▶ Task description
Wherever the string "POKOJ" appears in a line, extract that line.

▶ Material shown
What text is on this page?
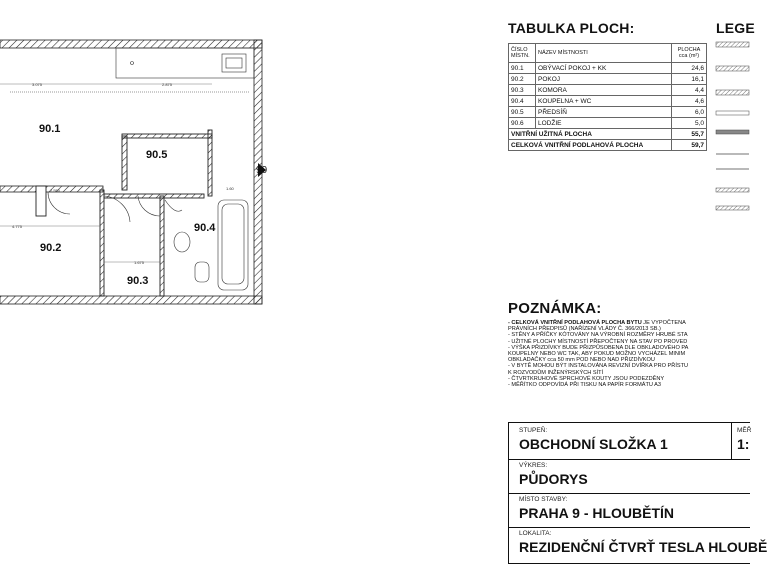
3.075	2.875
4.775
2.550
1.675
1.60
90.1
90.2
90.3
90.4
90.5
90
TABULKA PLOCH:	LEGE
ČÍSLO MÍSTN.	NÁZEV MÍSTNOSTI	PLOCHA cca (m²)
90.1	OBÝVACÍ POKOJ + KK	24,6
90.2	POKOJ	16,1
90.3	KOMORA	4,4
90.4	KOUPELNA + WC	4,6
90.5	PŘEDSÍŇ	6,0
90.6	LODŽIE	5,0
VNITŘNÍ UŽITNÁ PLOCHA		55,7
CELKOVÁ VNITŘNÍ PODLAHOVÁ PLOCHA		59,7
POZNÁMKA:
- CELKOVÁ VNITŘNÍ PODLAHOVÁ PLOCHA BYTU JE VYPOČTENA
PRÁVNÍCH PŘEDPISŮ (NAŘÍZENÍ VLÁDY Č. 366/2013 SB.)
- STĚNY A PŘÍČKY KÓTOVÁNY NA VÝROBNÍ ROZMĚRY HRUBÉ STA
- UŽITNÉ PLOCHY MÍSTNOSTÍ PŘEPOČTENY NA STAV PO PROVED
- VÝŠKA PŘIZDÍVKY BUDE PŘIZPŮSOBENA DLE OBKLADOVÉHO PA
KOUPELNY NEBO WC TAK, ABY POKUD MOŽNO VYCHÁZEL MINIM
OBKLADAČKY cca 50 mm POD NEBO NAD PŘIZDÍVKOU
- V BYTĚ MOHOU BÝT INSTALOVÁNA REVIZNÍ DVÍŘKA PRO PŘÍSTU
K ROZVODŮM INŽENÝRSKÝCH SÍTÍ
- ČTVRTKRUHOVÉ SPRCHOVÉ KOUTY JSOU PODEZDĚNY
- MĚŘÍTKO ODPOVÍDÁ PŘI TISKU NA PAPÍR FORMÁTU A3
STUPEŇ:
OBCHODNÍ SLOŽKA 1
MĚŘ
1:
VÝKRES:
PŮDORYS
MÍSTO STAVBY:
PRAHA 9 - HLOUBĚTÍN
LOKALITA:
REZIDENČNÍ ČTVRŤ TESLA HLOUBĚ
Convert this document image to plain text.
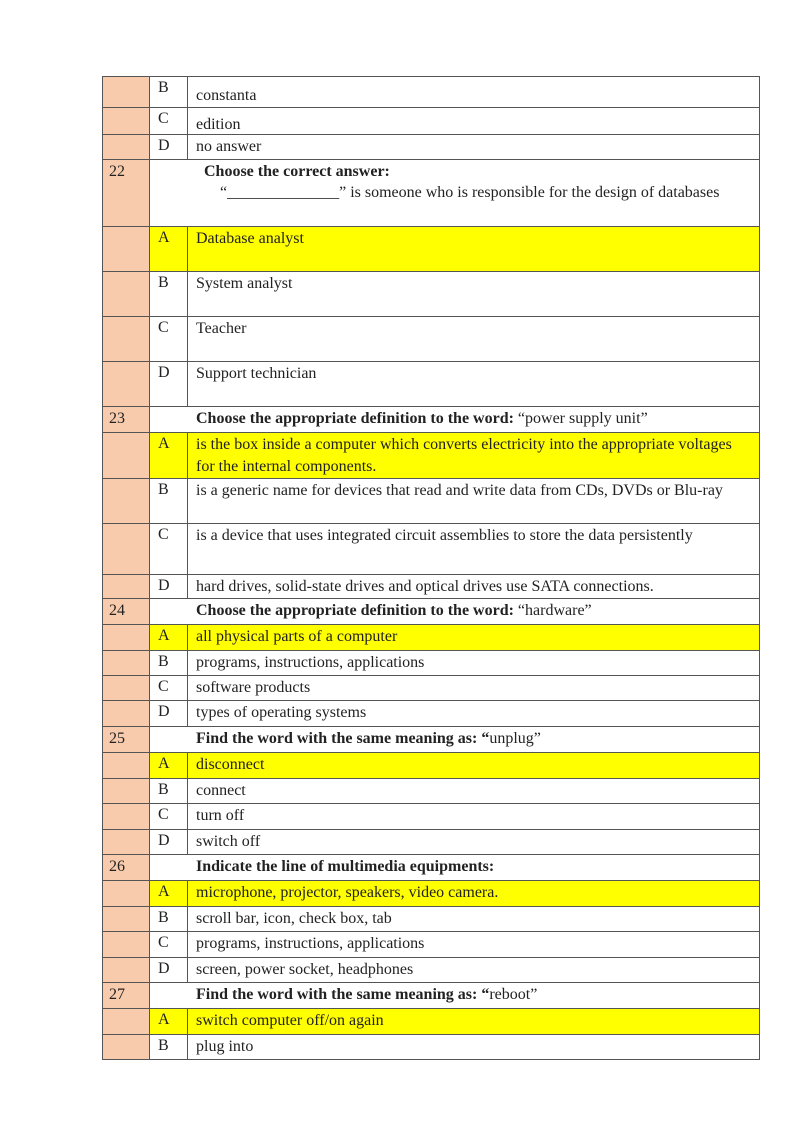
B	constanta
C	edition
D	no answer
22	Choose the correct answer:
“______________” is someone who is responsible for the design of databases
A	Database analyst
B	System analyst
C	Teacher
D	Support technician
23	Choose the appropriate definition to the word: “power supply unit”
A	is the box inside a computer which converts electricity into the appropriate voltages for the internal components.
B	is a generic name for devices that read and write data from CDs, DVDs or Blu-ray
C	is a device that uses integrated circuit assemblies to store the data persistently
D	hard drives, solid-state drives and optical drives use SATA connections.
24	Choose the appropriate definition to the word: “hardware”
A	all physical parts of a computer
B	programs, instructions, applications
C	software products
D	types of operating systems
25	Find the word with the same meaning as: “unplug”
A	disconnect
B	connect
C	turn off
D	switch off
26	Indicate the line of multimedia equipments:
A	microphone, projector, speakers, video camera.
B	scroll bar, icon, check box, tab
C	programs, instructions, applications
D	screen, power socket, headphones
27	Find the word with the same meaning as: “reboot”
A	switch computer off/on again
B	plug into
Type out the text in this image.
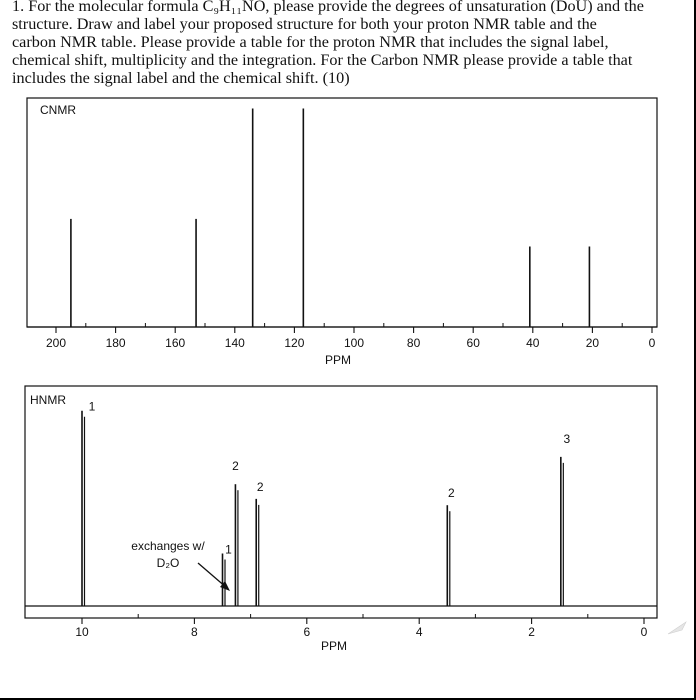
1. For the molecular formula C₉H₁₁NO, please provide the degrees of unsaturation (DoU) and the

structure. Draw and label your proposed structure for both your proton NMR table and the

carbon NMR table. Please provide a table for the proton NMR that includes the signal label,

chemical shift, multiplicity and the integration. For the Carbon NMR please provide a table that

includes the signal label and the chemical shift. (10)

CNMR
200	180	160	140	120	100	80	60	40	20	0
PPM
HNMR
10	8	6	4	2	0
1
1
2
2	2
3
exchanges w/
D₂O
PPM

▶ Written answer
90.1	OBÝVACÍ POKOJ + KK	24,6
90.2	POKOJ	16,1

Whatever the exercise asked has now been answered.